- [WORKING DATA]
□ □ □ □ □ □ □

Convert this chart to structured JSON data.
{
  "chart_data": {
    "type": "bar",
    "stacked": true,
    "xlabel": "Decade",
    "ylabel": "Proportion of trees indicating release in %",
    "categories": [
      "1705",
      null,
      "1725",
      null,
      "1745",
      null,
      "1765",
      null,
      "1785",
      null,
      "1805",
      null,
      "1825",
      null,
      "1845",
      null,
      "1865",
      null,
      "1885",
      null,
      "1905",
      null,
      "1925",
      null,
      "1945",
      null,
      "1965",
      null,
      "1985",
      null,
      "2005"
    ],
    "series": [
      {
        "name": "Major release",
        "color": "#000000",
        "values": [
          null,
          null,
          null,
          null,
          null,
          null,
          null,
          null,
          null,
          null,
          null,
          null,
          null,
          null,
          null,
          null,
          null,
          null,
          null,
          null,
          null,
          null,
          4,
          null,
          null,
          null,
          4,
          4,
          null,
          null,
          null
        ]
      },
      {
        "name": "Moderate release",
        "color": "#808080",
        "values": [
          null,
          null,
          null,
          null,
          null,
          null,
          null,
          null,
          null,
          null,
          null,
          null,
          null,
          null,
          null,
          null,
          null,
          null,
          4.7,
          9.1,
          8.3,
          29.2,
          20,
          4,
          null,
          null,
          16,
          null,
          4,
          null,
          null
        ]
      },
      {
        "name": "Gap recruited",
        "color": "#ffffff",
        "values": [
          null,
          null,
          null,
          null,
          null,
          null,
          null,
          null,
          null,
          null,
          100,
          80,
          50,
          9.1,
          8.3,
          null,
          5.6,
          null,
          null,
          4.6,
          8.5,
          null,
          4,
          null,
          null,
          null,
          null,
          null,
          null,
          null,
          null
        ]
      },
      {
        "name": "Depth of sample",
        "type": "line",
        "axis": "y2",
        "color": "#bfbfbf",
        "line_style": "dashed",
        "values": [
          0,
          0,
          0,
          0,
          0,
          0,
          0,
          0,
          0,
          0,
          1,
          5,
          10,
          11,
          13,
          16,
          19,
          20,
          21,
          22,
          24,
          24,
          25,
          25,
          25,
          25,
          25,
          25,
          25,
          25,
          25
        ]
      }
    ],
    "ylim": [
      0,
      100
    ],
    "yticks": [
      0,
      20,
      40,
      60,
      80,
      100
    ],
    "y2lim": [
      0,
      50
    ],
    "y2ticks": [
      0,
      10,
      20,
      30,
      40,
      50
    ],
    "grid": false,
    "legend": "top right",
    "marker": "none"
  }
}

□ □ □ □ □ □ □

- [GOAL] Determine how many lines include the word "color" and report that number by itself.

- [EXERCISE OUTPUT] 4